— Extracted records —

§

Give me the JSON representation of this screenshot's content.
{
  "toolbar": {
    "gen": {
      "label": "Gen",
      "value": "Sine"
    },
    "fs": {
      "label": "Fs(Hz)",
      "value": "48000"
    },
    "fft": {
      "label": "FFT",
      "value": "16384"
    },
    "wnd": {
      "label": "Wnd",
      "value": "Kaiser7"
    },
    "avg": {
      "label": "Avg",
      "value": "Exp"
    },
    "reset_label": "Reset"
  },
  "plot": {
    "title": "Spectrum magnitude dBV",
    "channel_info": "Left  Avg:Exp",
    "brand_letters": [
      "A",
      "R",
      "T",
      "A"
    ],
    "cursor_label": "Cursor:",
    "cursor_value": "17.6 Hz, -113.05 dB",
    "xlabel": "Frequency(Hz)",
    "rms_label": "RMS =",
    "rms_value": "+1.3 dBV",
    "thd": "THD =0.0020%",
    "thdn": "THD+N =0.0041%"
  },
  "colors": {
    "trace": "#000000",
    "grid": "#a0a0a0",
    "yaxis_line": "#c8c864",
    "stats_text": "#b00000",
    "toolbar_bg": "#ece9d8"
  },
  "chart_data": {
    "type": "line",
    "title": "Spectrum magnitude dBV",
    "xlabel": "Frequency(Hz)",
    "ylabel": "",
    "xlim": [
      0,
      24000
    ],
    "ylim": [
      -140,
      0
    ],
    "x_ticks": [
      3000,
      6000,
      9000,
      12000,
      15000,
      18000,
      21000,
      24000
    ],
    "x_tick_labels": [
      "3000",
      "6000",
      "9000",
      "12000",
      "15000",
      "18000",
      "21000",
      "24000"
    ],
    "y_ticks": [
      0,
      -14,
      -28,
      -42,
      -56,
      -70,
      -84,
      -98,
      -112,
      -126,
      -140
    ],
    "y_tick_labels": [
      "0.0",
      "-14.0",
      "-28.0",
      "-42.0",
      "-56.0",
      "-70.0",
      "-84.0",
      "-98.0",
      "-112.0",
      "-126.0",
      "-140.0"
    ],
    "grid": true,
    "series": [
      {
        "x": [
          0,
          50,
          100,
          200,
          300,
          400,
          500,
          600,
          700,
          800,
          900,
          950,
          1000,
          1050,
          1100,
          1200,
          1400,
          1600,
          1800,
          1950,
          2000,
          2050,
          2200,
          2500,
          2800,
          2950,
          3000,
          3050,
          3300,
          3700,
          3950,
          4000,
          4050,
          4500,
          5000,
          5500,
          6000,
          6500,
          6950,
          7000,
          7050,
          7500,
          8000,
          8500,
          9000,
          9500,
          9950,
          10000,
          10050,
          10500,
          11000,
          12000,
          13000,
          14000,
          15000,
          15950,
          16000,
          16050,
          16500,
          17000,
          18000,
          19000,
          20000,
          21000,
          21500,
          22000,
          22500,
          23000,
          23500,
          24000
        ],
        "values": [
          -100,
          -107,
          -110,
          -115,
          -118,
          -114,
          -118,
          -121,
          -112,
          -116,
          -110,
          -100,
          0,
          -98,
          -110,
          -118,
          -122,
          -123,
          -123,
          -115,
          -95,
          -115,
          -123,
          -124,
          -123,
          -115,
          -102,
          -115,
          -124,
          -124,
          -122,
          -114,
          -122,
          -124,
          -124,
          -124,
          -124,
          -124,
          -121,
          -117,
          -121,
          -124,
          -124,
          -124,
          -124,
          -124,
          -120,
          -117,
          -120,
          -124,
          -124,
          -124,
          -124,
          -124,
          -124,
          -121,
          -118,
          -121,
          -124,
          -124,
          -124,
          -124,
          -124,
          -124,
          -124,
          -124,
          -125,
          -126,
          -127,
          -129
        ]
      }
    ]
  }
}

§

— EXERCISE —
Working from the material above, retype it in its entirety without change.

— RESPONSE —
Give me the JSON representation of this screenshot's content.
{
  "toolbar": {
    "gen": {
      "label": "Gen",
      "value": "Sine"
    },
    "fs": {
      "label": "Fs(Hz)",
      "value": "48000"
    },
    "fft": {
      "label": "FFT",
      "value": "16384"
    },
    "wnd": {
      "label": "Wnd",
      "value": "Kaiser7"
    },
    "avg": {
      "label": "Avg",
      "value": "Exp"
    },
    "reset_label": "Reset"
  },
  "plot": {
    "title": "Spectrum magnitude dBV",
    "channel_info": "Left  Avg:Exp",
    "brand_letters": [
      "A",
      "R",
      "T",
      "A"
    ],
    "cursor_label": "Cursor:",
    "cursor_value": "17.6 Hz, -113.05 dB",
    "xlabel": "Frequency(Hz)",
    "rms_label": "RMS =",
    "rms_value": "+1.3 dBV",
    "thd": "THD =0.0020%",
    "thdn": "THD+N =0.0041%"
  },
  "colors": {
    "trace": "#000000",
    "grid": "#a0a0a0",
    "yaxis_line": "#c8c864",
    "stats_text": "#b00000",
    "toolbar_bg": "#ece9d8"
  },
  "chart_data": {
    "type": "line",
    "title": "Spectrum magnitude dBV",
    "xlabel": "Frequency(Hz)",
    "ylabel": "",
    "xlim": [
      0,
      24000
    ],
    "ylim": [
      -140,
      0
    ],
    "x_ticks": [
      3000,
      6000,
      9000,
      12000,
      15000,
      18000,
      21000,
      24000
    ],
    "x_tick_labels": [
      "3000",
      "6000",
      "9000",
      "12000",
      "15000",
      "18000",
      "21000",
      "24000"
    ],
    "y_ticks": [
      0,
      -14,
      -28,
      -42,
      -56,
      -70,
      -84,
      -98,
      -112,
      -126,
      -140
    ],
    "y_tick_labels": [
      "0.0",
      "-14.0",
      "-28.0",
      "-42.0",
      "-56.0",
      "-70.0",
      "-84.0",
      "-98.0",
      "-112.0",
      "-126.0",
      "-140.0"
    ],
    "grid": true,
    "series": [
      {
        "x": [
          0,
          50,
          100,
          200,
          300,
          400,
          500,
          600,
          700,
          800,
          900,
          950,
          1000,
          1050,
          1100,
          1200,
          1400,
          1600,
          1800,
          1950,
          2000,
          2050,
          2200,
          2500,
          2800,
          2950,
          3000,
          3050,
          3300,
          3700,
          3950,
          4000,
          4050,
          4500,
          5000,
          5500,
          6000,
          6500,
          6950,
          7000,
          7050,
          7500,
          8000,
          8500,
          9000,
          9500,
          9950,
          10000,
          10050,
          10500,
          11000,
          12000,
          13000,
          14000,
          15000,
          15950,
          16000,
          16050,
          16500,
          17000,
          18000,
          19000,
          20000,
          21000,
          21500,
          22000,
          22500,
          23000,
          23500,
          24000
        ],
        "values": [
          -100,
          -107,
          -110,
          -115,
          -118,
          -114,
          -118,
          -121,
          -112,
          -116,
          -110,
          -100,
          0,
          -98,
          -110,
          -118,
          -122,
          -123,
          -123,
          -115,
          -95,
          -115,
          -123,
          -124,
          -123,
          -115,
          -102,
          -115,
          -124,
          -124,
          -122,
          -114,
          -122,
          -124,
          -124,
          -124,
          -124,
          -124,
          -121,
          -117,
          -121,
          -124,
          -124,
          -124,
          -124,
          -124,
          -120,
          -117,
          -120,
          -124,
          -124,
          -124,
          -124,
          -124,
          -124,
          -121,
          -118,
          -121,
          -124,
          -124,
          -124,
          -124,
          -124,
          -124,
          -124,
          -124,
          -125,
          -126,
          -127,
          -129
        ]
      }
    ]
  }
}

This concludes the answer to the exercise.